** SHORT TASK **
Say the number of lines containing the string "very", and say nothing else.

** RECORDED DATA **
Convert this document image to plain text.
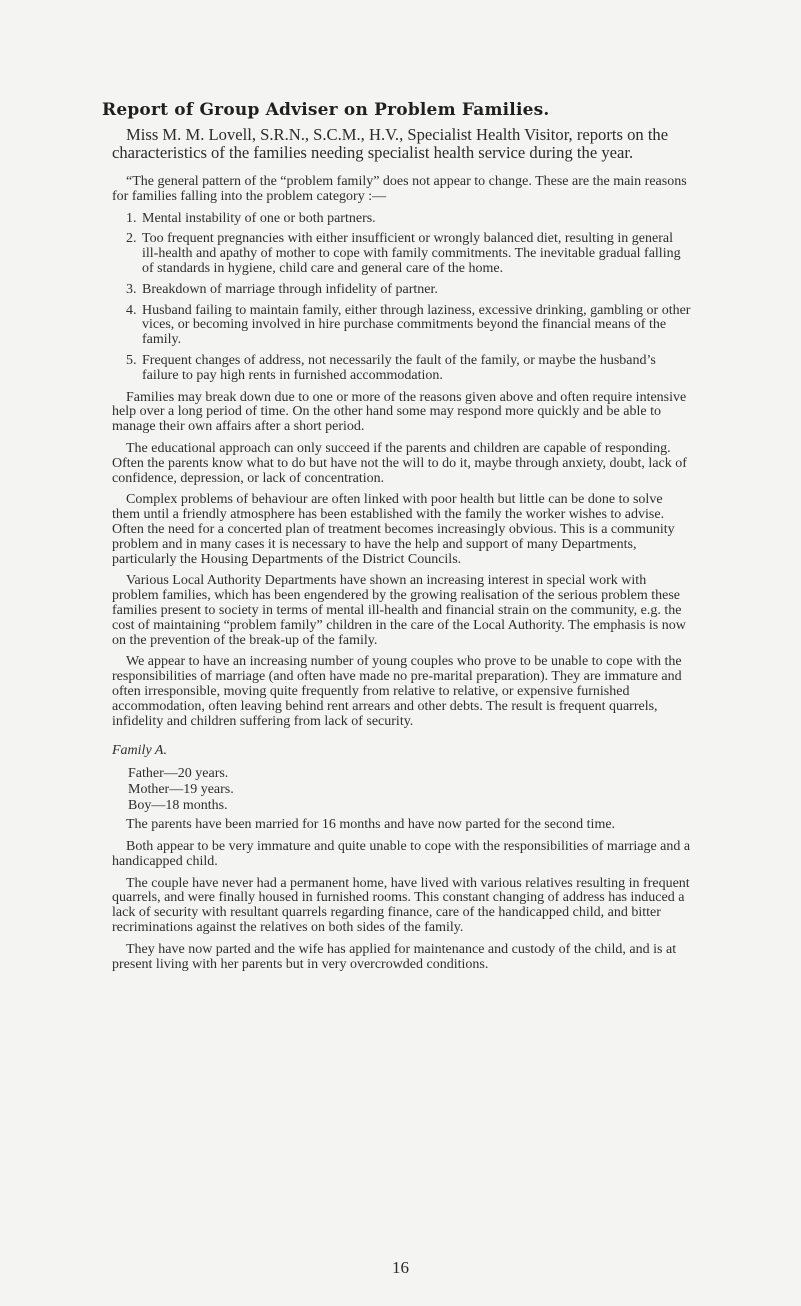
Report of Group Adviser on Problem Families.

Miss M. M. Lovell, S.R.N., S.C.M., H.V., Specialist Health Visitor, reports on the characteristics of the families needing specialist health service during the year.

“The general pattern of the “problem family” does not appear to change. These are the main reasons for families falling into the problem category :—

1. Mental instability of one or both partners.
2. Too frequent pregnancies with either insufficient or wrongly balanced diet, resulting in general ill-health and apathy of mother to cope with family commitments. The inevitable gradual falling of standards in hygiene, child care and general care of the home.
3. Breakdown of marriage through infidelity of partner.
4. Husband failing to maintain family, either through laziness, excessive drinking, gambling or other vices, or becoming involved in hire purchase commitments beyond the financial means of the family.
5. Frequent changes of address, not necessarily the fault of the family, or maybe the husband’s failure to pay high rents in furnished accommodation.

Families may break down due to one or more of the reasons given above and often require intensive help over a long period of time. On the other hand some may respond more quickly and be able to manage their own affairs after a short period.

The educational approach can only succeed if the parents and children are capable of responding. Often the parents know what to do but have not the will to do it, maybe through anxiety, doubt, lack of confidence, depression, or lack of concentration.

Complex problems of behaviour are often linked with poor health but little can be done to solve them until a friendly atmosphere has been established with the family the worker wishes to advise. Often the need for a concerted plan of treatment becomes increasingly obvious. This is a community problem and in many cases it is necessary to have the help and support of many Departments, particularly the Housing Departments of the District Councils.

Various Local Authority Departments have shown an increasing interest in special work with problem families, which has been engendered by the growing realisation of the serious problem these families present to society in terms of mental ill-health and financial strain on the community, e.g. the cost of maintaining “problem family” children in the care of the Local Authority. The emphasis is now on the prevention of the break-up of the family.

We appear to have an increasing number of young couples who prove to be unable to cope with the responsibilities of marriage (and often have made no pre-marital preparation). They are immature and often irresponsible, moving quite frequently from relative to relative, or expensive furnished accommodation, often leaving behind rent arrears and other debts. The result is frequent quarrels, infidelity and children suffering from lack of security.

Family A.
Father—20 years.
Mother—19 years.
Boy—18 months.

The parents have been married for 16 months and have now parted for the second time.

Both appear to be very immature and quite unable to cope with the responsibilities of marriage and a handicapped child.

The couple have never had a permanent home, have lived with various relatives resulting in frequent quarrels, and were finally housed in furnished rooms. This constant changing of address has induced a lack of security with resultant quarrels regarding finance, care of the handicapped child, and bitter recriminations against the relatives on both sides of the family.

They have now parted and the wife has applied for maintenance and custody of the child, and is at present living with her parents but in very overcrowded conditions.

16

** TASK OUTPUT **
2